*Given task*. Reproduce the full listing that appears beneath this instruction exactly.
─── Listed records
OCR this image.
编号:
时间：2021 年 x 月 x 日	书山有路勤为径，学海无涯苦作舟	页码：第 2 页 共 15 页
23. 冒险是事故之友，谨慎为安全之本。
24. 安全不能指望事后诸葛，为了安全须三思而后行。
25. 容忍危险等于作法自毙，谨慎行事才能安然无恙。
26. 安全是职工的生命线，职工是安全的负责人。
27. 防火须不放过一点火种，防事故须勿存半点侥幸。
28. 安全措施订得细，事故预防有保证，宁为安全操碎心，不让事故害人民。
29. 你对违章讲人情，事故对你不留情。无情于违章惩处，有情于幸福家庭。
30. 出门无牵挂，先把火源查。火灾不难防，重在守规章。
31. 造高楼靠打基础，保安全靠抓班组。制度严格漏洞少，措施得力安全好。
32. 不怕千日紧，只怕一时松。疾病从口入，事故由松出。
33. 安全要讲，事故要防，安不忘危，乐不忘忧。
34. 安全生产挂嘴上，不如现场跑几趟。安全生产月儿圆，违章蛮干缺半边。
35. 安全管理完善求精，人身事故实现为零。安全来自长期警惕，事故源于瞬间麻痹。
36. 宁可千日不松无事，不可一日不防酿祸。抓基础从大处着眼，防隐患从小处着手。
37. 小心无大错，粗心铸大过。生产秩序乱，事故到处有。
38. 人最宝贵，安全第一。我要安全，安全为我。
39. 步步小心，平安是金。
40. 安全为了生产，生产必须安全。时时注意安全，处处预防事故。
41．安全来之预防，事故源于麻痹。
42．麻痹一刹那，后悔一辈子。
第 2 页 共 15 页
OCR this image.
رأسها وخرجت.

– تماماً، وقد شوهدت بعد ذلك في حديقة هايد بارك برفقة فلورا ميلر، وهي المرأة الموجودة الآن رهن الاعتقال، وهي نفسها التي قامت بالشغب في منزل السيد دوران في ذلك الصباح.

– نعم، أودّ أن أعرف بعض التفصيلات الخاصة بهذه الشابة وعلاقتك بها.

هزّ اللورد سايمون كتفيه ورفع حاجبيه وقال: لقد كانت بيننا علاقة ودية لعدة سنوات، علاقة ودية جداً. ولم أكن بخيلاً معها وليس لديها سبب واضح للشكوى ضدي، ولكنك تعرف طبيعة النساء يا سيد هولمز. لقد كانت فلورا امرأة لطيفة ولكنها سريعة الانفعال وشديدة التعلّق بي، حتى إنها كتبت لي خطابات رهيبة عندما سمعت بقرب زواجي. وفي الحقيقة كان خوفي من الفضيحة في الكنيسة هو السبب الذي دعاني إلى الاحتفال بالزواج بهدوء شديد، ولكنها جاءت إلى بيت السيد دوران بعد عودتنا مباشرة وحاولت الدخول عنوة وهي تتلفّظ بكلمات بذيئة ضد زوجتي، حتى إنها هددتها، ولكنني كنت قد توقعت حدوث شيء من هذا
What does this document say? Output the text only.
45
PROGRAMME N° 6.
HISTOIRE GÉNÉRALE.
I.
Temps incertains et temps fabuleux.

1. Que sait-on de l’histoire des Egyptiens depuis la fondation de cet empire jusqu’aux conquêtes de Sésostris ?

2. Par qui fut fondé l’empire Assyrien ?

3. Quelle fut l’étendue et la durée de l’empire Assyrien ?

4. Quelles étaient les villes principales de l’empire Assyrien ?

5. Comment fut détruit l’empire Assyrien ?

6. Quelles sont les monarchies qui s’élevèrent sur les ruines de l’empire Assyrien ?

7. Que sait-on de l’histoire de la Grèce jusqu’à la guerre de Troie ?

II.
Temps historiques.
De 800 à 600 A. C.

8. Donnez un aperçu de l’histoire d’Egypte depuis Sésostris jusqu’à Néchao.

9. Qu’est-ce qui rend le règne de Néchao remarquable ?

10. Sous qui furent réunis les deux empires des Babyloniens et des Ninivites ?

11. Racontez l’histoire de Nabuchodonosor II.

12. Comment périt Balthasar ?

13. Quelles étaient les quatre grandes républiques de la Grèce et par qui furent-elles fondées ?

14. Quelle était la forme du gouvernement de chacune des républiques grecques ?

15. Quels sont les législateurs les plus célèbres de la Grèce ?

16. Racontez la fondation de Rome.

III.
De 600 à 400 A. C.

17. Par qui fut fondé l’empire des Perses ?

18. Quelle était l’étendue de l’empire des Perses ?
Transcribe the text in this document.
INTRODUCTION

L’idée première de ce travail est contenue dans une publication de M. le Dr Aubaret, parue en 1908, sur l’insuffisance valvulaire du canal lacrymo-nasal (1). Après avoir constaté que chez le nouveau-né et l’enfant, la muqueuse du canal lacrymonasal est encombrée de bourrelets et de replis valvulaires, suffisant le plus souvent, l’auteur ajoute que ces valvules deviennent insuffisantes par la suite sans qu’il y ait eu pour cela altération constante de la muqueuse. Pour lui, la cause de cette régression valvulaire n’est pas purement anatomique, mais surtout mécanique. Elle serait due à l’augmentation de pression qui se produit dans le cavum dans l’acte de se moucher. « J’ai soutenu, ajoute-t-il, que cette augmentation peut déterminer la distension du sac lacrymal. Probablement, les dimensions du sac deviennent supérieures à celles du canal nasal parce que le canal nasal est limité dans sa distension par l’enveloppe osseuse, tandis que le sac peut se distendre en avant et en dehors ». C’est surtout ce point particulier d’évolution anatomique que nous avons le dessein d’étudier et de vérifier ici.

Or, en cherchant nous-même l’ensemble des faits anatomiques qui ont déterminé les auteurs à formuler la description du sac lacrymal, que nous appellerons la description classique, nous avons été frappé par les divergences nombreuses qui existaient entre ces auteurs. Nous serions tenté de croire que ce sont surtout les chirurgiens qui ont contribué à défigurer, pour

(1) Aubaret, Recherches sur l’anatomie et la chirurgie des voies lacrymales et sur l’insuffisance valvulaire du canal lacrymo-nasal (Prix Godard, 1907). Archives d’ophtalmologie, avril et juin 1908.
──────
*Problem solution*.
OCR this image.
编号:
时间：2021 年 x 月 x 日	书山有路勤为径，学海无涯苦作舟	页码：第 2 页 共 15 页
23. 冒险是事故之友，谨慎为安全之本。
24. 安全不能指望事后诸葛，为了安全须三思而后行。
25. 容忍危险等于作法自毙，谨慎行事才能安然无恙。
26. 安全是职工的生命线，职工是安全的负责人。
27. 防火须不放过一点火种，防事故须勿存半点侥幸。
28. 安全措施订得细，事故预防有保证，宁为安全操碎心，不让事故害人民。
29. 你对违章讲人情，事故对你不留情。无情于违章惩处，有情于幸福家庭。
30. 出门无牵挂，先把火源查。火灾不难防，重在守规章。
31. 造高楼靠打基础，保安全靠抓班组。制度严格漏洞少，措施得力安全好。
32. 不怕千日紧，只怕一时松。疾病从口入，事故由松出。
33. 安全要讲，事故要防，安不忘危，乐不忘忧。
34. 安全生产挂嘴上，不如现场跑几趟。安全生产月儿圆，违章蛮干缺半边。
35. 安全管理完善求精，人身事故实现为零。安全来自长期警惕，事故源于瞬间麻痹。
36. 宁可千日不松无事，不可一日不防酿祸。抓基础从大处着眼，防隐患从小处着手。
37. 小心无大错，粗心铸大过。生产秩序乱，事故到处有。
38. 人最宝贵，安全第一。我要安全，安全为我。
39. 步步小心，平安是金。
40. 安全为了生产，生产必须安全。时时注意安全，处处预防事故。
41．安全来之预防，事故源于麻痹。
42．麻痹一刹那，后悔一辈子。
第 2 页 共 15 页
OCR this image.
رأسها وخرجت.

– تماماً، وقد شوهدت بعد ذلك في حديقة هايد بارك برفقة فلورا ميلر، وهي المرأة الموجودة الآن رهن الاعتقال، وهي نفسها التي قامت بالشغب في منزل السيد دوران في ذلك الصباح.

– نعم، أودّ أن أعرف بعض التفصيلات الخاصة بهذه الشابة وعلاقتك بها.

هزّ اللورد سايمون كتفيه ورفع حاجبيه وقال: لقد كانت بيننا علاقة ودية لعدة سنوات، علاقة ودية جداً. ولم أكن بخيلاً معها وليس لديها سبب واضح للشكوى ضدي، ولكنك تعرف طبيعة النساء يا سيد هولمز. لقد كانت فلورا امرأة لطيفة ولكنها سريعة الانفعال وشديدة التعلّق بي، حتى إنها كتبت لي خطابات رهيبة عندما سمعت بقرب زواجي. وفي الحقيقة كان خوفي من الفضيحة في الكنيسة هو السبب الذي دعاني إلى الاحتفال بالزواج بهدوء شديد، ولكنها جاءت إلى بيت السيد دوران بعد عودتنا مباشرة وحاولت الدخول عنوة وهي تتلفّظ بكلمات بذيئة ضد زوجتي، حتى إنها هددتها، ولكنني كنت قد توقعت حدوث شيء من هذا
What does this document say? Output the text only.
45
PROGRAMME N° 6.
HISTOIRE GÉNÉRALE.
I.
Temps incertains et temps fabuleux.

1. Que sait-on de l’histoire des Egyptiens depuis la fondation de cet empire jusqu’aux conquêtes de Sésostris ?

2. Par qui fut fondé l’empire Assyrien ?

3. Quelle fut l’étendue et la durée de l’empire Assyrien ?

4. Quelles étaient les villes principales de l’empire Assyrien ?

5. Comment fut détruit l’empire Assyrien ?

6. Quelles sont les monarchies qui s’élevèrent sur les ruines de l’empire Assyrien ?

7. Que sait-on de l’histoire de la Grèce jusqu’à la guerre de Troie ?

II.
Temps historiques.
De 800 à 600 A. C.

8. Donnez un aperçu de l’histoire d’Egypte depuis Sésostris jusqu’à Néchao.

9. Qu’est-ce qui rend le règne de Néchao remarquable ?

10. Sous qui furent réunis les deux empires des Babyloniens et des Ninivites ?

11. Racontez l’histoire de Nabuchodonosor II.

12. Comment périt Balthasar ?

13. Quelles étaient les quatre grandes républiques de la Grèce et par qui furent-elles fondées ?

14. Quelle était la forme du gouvernement de chacune des républiques grecques ?

15. Quels sont les législateurs les plus célèbres de la Grèce ?

16. Racontez la fondation de Rome.

III.
De 600 à 400 A. C.

17. Par qui fut fondé l’empire des Perses ?

18. Quelle était l’étendue de l’empire des Perses ?
Transcribe the text in this document.
INTRODUCTION

L’idée première de ce travail est contenue dans une publication de M. le Dr Aubaret, parue en 1908, sur l’insuffisance valvulaire du canal lacrymo-nasal (1). Après avoir constaté que chez le nouveau-né et l’enfant, la muqueuse du canal lacrymonasal est encombrée de bourrelets et de replis valvulaires, suffisant le plus souvent, l’auteur ajoute que ces valvules deviennent insuffisantes par la suite sans qu’il y ait eu pour cela altération constante de la muqueuse. Pour lui, la cause de cette régression valvulaire n’est pas purement anatomique, mais surtout mécanique. Elle serait due à l’augmentation de pression qui se produit dans le cavum dans l’acte de se moucher. « J’ai soutenu, ajoute-t-il, que cette augmentation peut déterminer la distension du sac lacrymal. Probablement, les dimensions du sac deviennent supérieures à celles du canal nasal parce que le canal nasal est limité dans sa distension par l’enveloppe osseuse, tandis que le sac peut se distendre en avant et en dehors ». C’est surtout ce point particulier d’évolution anatomique que nous avons le dessein d’étudier et de vérifier ici.

Or, en cherchant nous-même l’ensemble des faits anatomiques qui ont déterminé les auteurs à formuler la description du sac lacrymal, que nous appellerons la description classique, nous avons été frappé par les divergences nombreuses qui existaient entre ces auteurs. Nous serions tenté de croire que ce sont surtout les chirurgiens qui ont contribué à défigurer, pour

(1) Aubaret, Recherches sur l’anatomie et la chirurgie des voies lacrymales et sur l’insuffisance valvulaire du canal lacrymo-nasal (Prix Godard, 1907). Archives d’ophtalmologie, avril et juin 1908.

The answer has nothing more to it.